▶ _CHALLENGE_
Wherever the string "comments" appears in a line, extract that line.

▶ _EXTRACTED INFORMATION_
— start —
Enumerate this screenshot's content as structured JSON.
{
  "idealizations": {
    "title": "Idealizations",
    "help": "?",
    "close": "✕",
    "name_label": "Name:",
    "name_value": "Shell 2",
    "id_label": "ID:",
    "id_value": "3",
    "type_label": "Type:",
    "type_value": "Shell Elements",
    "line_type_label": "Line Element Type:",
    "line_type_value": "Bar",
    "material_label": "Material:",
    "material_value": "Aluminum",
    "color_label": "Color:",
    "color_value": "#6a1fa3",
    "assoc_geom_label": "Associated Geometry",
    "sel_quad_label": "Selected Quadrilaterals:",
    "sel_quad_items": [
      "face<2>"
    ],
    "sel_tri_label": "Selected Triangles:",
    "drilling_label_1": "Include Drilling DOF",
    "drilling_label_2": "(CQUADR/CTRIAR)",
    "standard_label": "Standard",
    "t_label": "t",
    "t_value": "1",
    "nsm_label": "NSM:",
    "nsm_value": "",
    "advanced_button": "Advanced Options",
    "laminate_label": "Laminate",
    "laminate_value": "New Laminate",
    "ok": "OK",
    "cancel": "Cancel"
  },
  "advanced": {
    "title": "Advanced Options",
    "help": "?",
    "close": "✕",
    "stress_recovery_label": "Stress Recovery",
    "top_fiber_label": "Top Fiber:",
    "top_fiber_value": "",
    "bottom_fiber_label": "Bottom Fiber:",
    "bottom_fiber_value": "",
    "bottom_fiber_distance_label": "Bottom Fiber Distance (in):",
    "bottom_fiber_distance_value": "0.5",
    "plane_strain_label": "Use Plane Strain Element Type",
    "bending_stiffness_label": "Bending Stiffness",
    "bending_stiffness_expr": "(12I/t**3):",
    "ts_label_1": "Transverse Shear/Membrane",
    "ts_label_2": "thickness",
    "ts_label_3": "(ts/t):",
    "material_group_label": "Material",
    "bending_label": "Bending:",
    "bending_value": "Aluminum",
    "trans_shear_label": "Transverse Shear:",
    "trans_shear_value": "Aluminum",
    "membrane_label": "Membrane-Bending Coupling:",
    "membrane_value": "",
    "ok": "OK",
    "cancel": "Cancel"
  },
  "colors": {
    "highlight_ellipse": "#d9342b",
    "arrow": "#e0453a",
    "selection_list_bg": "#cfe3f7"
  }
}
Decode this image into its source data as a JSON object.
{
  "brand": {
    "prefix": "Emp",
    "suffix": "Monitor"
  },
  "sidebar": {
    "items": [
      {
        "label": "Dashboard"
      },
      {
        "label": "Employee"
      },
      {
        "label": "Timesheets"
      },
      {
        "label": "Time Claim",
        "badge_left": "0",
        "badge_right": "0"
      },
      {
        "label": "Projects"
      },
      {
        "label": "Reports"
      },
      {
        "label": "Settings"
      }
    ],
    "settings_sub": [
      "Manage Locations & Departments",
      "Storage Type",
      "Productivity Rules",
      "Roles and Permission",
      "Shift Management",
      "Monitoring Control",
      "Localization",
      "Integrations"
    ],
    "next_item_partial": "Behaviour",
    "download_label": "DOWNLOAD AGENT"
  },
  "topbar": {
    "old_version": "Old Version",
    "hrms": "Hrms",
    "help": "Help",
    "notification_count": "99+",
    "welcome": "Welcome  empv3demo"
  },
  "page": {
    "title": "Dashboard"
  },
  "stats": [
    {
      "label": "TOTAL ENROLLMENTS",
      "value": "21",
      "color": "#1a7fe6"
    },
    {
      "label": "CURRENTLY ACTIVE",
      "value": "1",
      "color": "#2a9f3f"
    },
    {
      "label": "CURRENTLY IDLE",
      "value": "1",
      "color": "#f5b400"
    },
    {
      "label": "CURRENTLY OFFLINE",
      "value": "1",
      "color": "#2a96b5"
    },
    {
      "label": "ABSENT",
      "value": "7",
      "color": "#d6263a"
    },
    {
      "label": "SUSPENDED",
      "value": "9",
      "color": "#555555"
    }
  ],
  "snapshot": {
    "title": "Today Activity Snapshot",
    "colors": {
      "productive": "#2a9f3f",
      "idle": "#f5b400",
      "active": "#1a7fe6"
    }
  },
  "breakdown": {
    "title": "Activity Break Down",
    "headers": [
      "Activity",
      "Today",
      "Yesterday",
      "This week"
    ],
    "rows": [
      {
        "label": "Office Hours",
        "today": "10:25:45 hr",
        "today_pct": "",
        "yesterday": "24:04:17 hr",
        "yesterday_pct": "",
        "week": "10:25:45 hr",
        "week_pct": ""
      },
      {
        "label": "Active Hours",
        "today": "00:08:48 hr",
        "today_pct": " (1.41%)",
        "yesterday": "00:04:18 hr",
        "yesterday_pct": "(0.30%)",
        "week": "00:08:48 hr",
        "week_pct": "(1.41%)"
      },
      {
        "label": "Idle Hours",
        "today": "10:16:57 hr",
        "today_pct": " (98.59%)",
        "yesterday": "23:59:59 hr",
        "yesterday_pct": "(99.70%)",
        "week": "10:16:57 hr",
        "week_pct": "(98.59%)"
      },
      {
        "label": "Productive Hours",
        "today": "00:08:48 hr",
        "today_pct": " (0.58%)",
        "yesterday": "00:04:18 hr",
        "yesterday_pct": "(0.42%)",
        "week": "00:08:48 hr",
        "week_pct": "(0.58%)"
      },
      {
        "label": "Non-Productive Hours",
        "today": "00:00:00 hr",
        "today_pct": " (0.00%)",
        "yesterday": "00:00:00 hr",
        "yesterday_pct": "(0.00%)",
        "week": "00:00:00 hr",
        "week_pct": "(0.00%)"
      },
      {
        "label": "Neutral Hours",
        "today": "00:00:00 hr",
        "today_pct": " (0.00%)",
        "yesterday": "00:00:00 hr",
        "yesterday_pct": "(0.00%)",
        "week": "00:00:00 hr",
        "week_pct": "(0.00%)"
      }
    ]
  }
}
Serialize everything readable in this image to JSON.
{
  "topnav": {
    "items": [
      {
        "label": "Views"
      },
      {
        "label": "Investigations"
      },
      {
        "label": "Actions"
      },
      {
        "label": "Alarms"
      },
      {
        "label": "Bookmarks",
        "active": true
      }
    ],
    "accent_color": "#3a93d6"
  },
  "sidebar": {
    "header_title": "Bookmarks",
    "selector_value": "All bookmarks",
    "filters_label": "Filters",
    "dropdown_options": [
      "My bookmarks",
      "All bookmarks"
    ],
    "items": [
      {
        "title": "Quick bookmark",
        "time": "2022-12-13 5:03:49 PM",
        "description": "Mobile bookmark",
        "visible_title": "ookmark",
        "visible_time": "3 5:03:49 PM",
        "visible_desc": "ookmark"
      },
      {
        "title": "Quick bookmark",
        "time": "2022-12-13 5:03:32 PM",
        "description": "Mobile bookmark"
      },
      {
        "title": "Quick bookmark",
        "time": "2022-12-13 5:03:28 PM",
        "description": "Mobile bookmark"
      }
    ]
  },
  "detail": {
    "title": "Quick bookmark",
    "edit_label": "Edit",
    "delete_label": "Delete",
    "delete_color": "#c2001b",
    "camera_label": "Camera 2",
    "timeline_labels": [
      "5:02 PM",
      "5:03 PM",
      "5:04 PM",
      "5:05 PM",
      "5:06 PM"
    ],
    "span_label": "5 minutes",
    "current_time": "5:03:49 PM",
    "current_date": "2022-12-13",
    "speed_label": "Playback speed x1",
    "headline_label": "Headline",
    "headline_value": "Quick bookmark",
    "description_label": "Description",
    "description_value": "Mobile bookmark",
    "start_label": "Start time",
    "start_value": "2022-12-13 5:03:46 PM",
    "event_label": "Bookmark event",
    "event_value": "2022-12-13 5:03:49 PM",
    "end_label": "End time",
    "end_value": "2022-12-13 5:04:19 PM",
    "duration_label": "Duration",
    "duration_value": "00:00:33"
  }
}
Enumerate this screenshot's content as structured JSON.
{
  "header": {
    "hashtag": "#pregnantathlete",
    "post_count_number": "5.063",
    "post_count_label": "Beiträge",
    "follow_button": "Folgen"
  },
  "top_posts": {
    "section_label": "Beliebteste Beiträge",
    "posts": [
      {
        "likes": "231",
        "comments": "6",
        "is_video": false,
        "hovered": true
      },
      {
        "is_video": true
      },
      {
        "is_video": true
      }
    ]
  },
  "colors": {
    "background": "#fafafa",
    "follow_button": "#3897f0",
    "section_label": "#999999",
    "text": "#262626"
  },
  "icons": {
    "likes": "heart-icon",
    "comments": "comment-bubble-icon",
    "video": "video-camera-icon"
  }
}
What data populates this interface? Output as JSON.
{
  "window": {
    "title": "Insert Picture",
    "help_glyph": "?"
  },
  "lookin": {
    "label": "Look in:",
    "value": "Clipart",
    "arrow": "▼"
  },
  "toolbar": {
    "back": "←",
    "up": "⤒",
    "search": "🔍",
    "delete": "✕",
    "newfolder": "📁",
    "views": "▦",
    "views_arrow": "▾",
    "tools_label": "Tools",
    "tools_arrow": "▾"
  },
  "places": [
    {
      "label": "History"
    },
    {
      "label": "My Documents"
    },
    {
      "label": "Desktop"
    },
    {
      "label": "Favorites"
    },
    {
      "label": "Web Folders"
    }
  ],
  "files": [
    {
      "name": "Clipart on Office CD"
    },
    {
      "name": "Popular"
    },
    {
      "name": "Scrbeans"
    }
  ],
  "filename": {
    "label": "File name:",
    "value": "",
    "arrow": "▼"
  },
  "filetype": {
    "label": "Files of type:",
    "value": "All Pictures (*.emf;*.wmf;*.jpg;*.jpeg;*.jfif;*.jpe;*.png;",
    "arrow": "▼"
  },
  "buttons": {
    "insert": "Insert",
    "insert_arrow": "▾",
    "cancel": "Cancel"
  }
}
— end —
▶ _EXERCISE RESULT_
        "comments": "6",
    "comments": "comment-bubble-icon",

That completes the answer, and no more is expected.